** Start INPUT FOR THIS TASK **

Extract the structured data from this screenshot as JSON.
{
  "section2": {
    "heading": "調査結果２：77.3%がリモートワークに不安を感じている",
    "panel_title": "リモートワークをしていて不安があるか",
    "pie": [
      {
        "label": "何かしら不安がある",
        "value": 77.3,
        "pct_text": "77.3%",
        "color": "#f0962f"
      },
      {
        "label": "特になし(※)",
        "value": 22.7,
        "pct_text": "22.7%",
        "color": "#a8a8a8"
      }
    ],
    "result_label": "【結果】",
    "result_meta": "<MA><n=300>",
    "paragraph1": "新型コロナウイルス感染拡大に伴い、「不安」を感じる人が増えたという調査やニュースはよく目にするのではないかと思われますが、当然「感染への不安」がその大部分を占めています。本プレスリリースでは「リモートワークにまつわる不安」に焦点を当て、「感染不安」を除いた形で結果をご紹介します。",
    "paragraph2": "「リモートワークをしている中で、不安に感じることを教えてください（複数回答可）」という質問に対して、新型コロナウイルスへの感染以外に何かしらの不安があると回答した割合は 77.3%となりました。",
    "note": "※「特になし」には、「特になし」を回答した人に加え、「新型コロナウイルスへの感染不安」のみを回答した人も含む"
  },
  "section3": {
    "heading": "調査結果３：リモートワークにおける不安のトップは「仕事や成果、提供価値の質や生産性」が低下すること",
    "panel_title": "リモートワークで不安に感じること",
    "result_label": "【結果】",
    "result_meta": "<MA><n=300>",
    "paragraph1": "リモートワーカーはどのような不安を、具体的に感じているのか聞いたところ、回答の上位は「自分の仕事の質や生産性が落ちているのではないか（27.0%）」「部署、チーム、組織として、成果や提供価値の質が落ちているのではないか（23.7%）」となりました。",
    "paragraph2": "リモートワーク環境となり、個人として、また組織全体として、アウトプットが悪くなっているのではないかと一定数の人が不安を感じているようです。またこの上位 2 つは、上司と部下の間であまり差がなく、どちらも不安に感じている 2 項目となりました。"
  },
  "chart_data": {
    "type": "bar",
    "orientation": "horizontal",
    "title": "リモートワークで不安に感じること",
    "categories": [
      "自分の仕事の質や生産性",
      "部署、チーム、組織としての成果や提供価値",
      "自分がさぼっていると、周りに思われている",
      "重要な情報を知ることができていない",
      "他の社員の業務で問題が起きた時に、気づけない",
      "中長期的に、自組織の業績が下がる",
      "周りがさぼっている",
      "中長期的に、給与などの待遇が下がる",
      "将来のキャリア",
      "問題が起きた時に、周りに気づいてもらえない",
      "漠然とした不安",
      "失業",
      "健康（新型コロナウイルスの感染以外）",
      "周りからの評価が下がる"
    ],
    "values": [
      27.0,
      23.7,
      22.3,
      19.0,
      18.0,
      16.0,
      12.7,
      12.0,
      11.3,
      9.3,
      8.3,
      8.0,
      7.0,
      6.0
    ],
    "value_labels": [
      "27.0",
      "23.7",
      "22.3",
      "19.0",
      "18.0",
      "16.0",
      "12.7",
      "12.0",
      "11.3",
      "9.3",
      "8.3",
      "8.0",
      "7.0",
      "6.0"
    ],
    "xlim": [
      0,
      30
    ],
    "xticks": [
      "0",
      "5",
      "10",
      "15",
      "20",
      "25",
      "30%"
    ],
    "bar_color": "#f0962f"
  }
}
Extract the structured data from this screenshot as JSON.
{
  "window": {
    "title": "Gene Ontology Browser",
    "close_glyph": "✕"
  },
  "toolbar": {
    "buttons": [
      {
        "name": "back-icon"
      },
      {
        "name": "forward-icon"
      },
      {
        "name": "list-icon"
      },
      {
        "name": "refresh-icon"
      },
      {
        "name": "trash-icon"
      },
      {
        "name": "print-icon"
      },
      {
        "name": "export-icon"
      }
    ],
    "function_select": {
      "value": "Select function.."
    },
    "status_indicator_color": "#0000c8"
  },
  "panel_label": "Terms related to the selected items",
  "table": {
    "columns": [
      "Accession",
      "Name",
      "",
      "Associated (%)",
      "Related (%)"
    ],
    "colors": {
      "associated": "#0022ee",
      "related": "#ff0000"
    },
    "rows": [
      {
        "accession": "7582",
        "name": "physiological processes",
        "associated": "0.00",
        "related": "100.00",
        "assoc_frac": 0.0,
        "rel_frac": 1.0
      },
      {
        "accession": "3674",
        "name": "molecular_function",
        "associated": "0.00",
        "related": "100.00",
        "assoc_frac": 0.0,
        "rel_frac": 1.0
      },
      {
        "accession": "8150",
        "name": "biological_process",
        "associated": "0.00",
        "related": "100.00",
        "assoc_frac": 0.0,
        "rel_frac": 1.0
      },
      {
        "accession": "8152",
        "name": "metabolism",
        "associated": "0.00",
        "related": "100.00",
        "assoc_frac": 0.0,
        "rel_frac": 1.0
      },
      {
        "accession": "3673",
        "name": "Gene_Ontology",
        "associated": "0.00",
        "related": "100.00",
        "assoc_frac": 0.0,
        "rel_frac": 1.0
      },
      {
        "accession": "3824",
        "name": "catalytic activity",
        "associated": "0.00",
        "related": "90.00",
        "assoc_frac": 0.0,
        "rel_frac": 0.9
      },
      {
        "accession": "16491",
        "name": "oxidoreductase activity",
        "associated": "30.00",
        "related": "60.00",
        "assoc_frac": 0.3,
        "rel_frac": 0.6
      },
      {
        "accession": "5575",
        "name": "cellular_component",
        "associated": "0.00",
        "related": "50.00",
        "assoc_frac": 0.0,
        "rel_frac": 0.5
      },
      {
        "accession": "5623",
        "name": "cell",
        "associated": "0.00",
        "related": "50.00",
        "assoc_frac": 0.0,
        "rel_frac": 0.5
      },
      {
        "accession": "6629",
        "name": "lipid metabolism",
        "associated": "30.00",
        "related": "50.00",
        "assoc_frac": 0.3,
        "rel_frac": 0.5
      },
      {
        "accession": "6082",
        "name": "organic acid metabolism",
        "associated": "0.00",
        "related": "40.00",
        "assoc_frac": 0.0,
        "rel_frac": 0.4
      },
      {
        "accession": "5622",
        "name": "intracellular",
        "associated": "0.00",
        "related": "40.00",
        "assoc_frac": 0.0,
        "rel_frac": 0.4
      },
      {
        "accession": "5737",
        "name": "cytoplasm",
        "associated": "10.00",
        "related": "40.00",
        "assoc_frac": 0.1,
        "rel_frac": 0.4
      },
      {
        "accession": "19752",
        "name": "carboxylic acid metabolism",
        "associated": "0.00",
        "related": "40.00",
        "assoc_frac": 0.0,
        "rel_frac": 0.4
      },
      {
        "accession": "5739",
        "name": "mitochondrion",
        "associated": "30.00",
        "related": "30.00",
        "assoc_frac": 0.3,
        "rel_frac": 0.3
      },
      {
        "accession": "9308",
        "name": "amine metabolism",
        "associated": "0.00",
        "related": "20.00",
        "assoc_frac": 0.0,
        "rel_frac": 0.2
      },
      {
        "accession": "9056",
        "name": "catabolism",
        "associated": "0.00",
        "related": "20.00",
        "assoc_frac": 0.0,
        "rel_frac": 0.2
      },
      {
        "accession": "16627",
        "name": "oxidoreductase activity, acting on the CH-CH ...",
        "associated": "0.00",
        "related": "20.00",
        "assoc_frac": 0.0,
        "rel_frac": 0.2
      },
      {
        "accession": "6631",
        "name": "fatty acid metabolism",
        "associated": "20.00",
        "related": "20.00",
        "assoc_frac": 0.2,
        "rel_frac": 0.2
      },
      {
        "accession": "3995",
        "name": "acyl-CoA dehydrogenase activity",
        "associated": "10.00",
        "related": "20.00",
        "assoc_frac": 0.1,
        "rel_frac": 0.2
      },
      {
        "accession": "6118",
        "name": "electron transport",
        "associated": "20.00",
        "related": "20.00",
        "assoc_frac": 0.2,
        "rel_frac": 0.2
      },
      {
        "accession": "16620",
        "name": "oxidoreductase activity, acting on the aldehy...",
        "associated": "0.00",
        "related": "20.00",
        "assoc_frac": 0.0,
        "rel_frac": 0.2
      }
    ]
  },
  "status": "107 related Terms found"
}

** End INPUT FOR THIS TASK **

Identify each line containing the string "特になし" and copy it out.

» SOLUTION BELOW
        "label": "特になし(※)",
    "note": "※「特になし」には、「特になし」を回答した人に加え、「新型コロナウイルスへの感染不安」のみを回答した人も含む"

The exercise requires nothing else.